### Exercise task
Reproduce every entry below precisely. Pictures are excluded from the copy.

Dataset entries:
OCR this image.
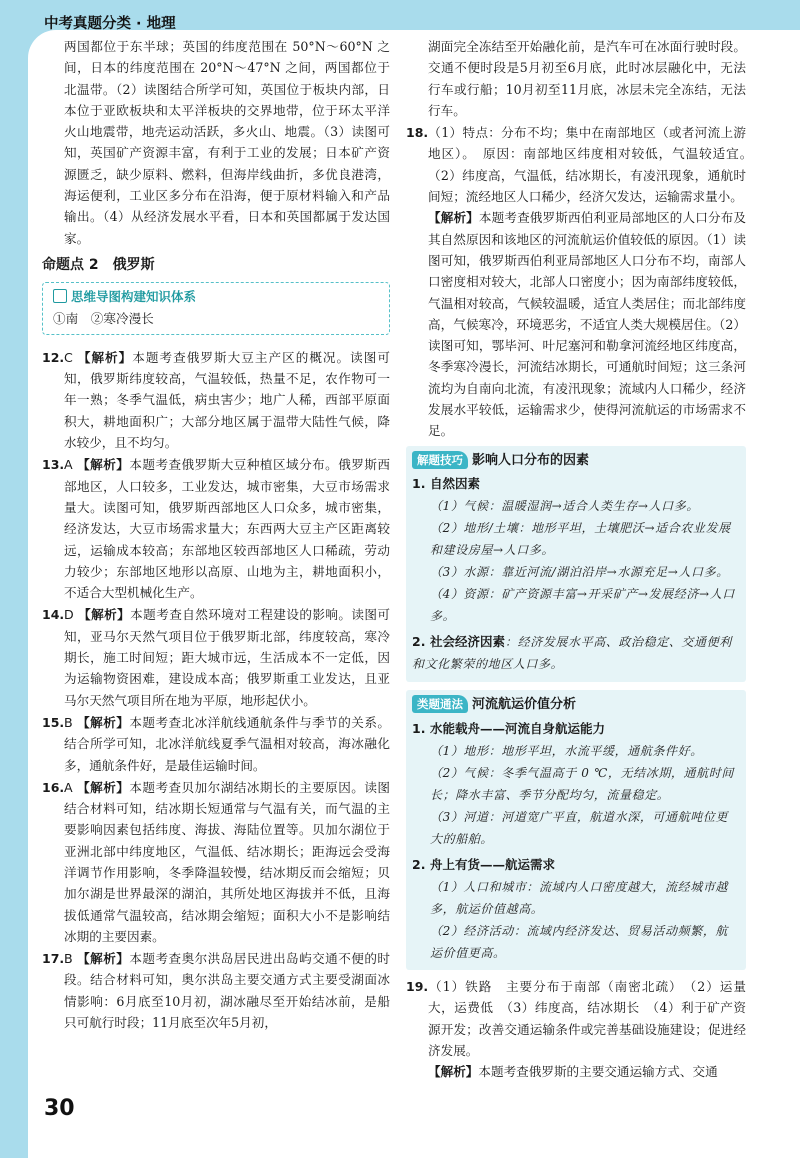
中考真题分类 · 地理

两国都位于东半球；英国的纬度范围在 50°N～60°N 之间，日本的纬度范围在 20°N～47°N 之间，两国都位于北温带。（2）读图结合所学可知，英国位于板块内部，日本位于亚欧板块和太平洋板块的交界地带，位于环太平洋火山地震带，地壳运动活跃，多火山、地震。（3）读图可知，英国矿产资源丰富，有利于工业的发展；日本矿产资源匮乏，缺少原料、燃料，但海岸线曲折，多优良港湾，海运便利，工业区多分布在沿海，便于原材料输入和产品输出。（4）从经济发展水平看，日本和英国都属于发达国家。

命题点 2　俄罗斯
思维导图构建知识体系
①南　②寒冷漫长

12.C 【解析】本题考查俄罗斯大豆主产区的概况。读图可知，俄罗斯纬度较高，气温较低，热量不足，农作物可一年一熟；冬季气温低，病虫害少；地广人稀，西部平原面积大，耕地面积广；大部分地区属于温带大陆性气候，降水较少，且不均匀。

13.A 【解析】本题考查俄罗斯大豆种植区域分布。俄罗斯西部地区，人口较多，工业发达，城市密集，大豆市场需求量大。读图可知，俄罗斯西部地区人口众多，城市密集，经济发达，大豆市场需求量大；东西两大豆主产区距离较远，运输成本较高；东部地区较西部地区人口稀疏，劳动力较少；东部地区地形以高原、山地为主，耕地面积小，不适合大型机械化生产。

14.D 【解析】本题考查自然环境对工程建设的影响。读图可知，亚马尔天然气项目位于俄罗斯北部，纬度较高，寒冷期长，施工时间短；距大城市远，生活成本不一定低，因为运输物资困难，建设成本高；俄罗斯重工业发达，且亚马尔天然气项目所在地为平原，地形起伏小。

15.B 【解析】本题考查北冰洋航线通航条件与季节的关系。结合所学可知，北冰洋航线夏季气温相对较高，海冰融化多，通航条件好，是最佳运输时间。

16.A 【解析】本题考查贝加尔湖结冰期长的主要原因。读图结合材料可知，结冰期长短通常与气温有关，而气温的主要影响因素包括纬度、海拔、海陆位置等。贝加尔湖位于亚洲北部中纬度地区，气温低、结冰期长；距海远会受海洋调节作用影响，冬季降温较慢，结冰期反而会缩短；贝加尔湖是世界最深的湖泊，其所处地区海拔并不低，且海拔低通常气温较高，结冰期会缩短；面积大小不是影响结冰期的主要因素。

17.B 【解析】本题考查奥尔洪岛居民进出岛屿交通不便的时段。结合材料可知，奥尔洪岛主要交通方式主要受湖面冰情影响：6月底至10月初，湖冰融尽至开始结冰前，是船只可航行时段；11月底至次年5月初，

湖面完全冻结至开始融化前，是汽车可在冰面行驶时段。交通不便时段是5月初至6月底，此时冰层融化中，无法行车或行船；10月初至11月底，冰层未完全冻结，无法行车。

18.（1）特点：分布不均；集中在南部地区（或者河流上游地区）。　原因：南部地区纬度相对较低，气温较适宜。　（2）纬度高，气温低，结冰期长，有凌汛现象，通航时间短；流经地区人口稀少，经济欠发达，运输需求量小。

【解析】本题考查俄罗斯西伯利亚局部地区的人口分布及其自然原因和该地区的河流航运价值较低的原因。（1）读图可知，俄罗斯西伯利亚局部地区人口分布不均，南部人口密度相对较大，北部人口密度小；因为南部纬度较低，气温相对较高，气候较温暖，适宜人类居住；而北部纬度高，气候寒冷，环境恶劣，不适宜人类大规模居住。（2）读图可知，鄂毕河、叶尼塞河和勒拿河流经地区纬度高，冬季寒冷漫长，河流结冰期长，可通航时间短；这三条河流均为自南向北流，有凌汛现象；流域内人口稀少，经济发展水平较低，运输需求少，使得河流航运的市场需求不足。

解题技巧 影响人口分布的因素
1. 自然因素
（1）气候：温暖湿润→适合人类生存→人口多。
（2）地形/土壤：地形平坦，土壤肥沃→适合农业发展和建设房屋→人口多。
（3）水源：靠近河流/湖泊沿岸→水源充足→人口多。
（4）资源：矿产资源丰富→开采矿产→发展经济→人口多。
2. 社会经济因素：经济发展水平高、政治稳定、交通便利和文化繁荣的地区人口多。
类题通法 河流航运价值分析
1. 水能载舟——河流自身航运能力
（1）地形：地形平坦，水流平缓，通航条件好。
（2）气候：冬季气温高于 0 ℃，无结冰期，通航时间长；降水丰富、季节分配均匀，流量稳定。
（3）河道：河道宽广平直，航道水深，可通航吨位更大的船舶。
2. 舟上有货——航运需求
（1）人口和城市：流域内人口密度越大，流经城市越多，航运价值越高。
（2）经济活动：流域内经济发达、贸易活动频繁，航运价值更高。

19.（1）铁路　主要分布于南部（南密北疏）　（2）运量大，运费低　（3）纬度高，结冰期长　（4）利于矿产资源开发；改善交通运输条件或完善基础设施建设；促进经济发展。

【解析】本题考查俄罗斯的主要交通运输方式、交通

30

### Result for this task
OCR this image.
中考真题分类 · 地理

两国都位于东半球；英国的纬度范围在 50°N～60°N 之间，日本的纬度范围在 20°N～47°N 之间，两国都位于北温带。（2）读图结合所学可知，英国位于板块内部，日本位于亚欧板块和太平洋板块的交界地带，位于环太平洋火山地震带，地壳运动活跃，多火山、地震。（3）读图可知，英国矿产资源丰富，有利于工业的发展；日本矿产资源匮乏，缺少原料、燃料，但海岸线曲折，多优良港湾，海运便利，工业区多分布在沿海，便于原材料输入和产品输出。（4）从经济发展水平看，日本和英国都属于发达国家。

命题点 2　俄罗斯
思维导图构建知识体系
①南　②寒冷漫长

12.C 【解析】本题考查俄罗斯大豆主产区的概况。读图可知，俄罗斯纬度较高，气温较低，热量不足，农作物可一年一熟；冬季气温低，病虫害少；地广人稀，西部平原面积大，耕地面积广；大部分地区属于温带大陆性气候，降水较少，且不均匀。

13.A 【解析】本题考查俄罗斯大豆种植区域分布。俄罗斯西部地区，人口较多，工业发达，城市密集，大豆市场需求量大。读图可知，俄罗斯西部地区人口众多，城市密集，经济发达，大豆市场需求量大；东西两大豆主产区距离较远，运输成本较高；东部地区较西部地区人口稀疏，劳动力较少；东部地区地形以高原、山地为主，耕地面积小，不适合大型机械化生产。

14.D 【解析】本题考查自然环境对工程建设的影响。读图可知，亚马尔天然气项目位于俄罗斯北部，纬度较高，寒冷期长，施工时间短；距大城市远，生活成本不一定低，因为运输物资困难，建设成本高；俄罗斯重工业发达，且亚马尔天然气项目所在地为平原，地形起伏小。

15.B 【解析】本题考查北冰洋航线通航条件与季节的关系。结合所学可知，北冰洋航线夏季气温相对较高，海冰融化多，通航条件好，是最佳运输时间。

16.A 【解析】本题考查贝加尔湖结冰期长的主要原因。读图结合材料可知，结冰期长短通常与气温有关，而气温的主要影响因素包括纬度、海拔、海陆位置等。贝加尔湖位于亚洲北部中纬度地区，气温低、结冰期长；距海远会受海洋调节作用影响，冬季降温较慢，结冰期反而会缩短；贝加尔湖是世界最深的湖泊，其所处地区海拔并不低，且海拔低通常气温较高，结冰期会缩短；面积大小不是影响结冰期的主要因素。

17.B 【解析】本题考查奥尔洪岛居民进出岛屿交通不便的时段。结合材料可知，奥尔洪岛主要交通方式主要受湖面冰情影响：6月底至10月初，湖冰融尽至开始结冰前，是船只可航行时段；11月底至次年5月初，

湖面完全冻结至开始融化前，是汽车可在冰面行驶时段。交通不便时段是5月初至6月底，此时冰层融化中，无法行车或行船；10月初至11月底，冰层未完全冻结，无法行车。

18.（1）特点：分布不均；集中在南部地区（或者河流上游地区）。　原因：南部地区纬度相对较低，气温较适宜。　（2）纬度高，气温低，结冰期长，有凌汛现象，通航时间短；流经地区人口稀少，经济欠发达，运输需求量小。

【解析】本题考查俄罗斯西伯利亚局部地区的人口分布及其自然原因和该地区的河流航运价值较低的原因。（1）读图可知，俄罗斯西伯利亚局部地区人口分布不均，南部人口密度相对较大，北部人口密度小；因为南部纬度较低，气温相对较高，气候较温暖，适宜人类居住；而北部纬度高，气候寒冷，环境恶劣，不适宜人类大规模居住。（2）读图可知，鄂毕河、叶尼塞河和勒拿河流经地区纬度高，冬季寒冷漫长，河流结冰期长，可通航时间短；这三条河流均为自南向北流，有凌汛现象；流域内人口稀少，经济发展水平较低，运输需求少，使得河流航运的市场需求不足。

解题技巧 影响人口分布的因素
1. 自然因素
（1）气候：温暖湿润→适合人类生存→人口多。
（2）地形/土壤：地形平坦，土壤肥沃→适合农业发展和建设房屋→人口多。
（3）水源：靠近河流/湖泊沿岸→水源充足→人口多。
（4）资源：矿产资源丰富→开采矿产→发展经济→人口多。
2. 社会经济因素：经济发展水平高、政治稳定、交通便利和文化繁荣的地区人口多。
类题通法 河流航运价值分析
1. 水能载舟——河流自身航运能力
（1）地形：地形平坦，水流平缓，通航条件好。
（2）气候：冬季气温高于 0 ℃，无结冰期，通航时间长；降水丰富、季节分配均匀，流量稳定。
（3）河道：河道宽广平直，航道水深，可通航吨位更大的船舶。
2. 舟上有货——航运需求
（1）人口和城市：流域内人口密度越大，流经城市越多，航运价值越高。
（2）经济活动：流域内经济发达、贸易活动频繁，航运价值更高。

19.（1）铁路　主要分布于南部（南密北疏）　（2）运量大，运费低　（3）纬度高，结冰期长　（4）利于矿产资源开发；改善交通运输条件或完善基础设施建设；促进经济发展。

【解析】本题考查俄罗斯的主要交通运输方式、交通

30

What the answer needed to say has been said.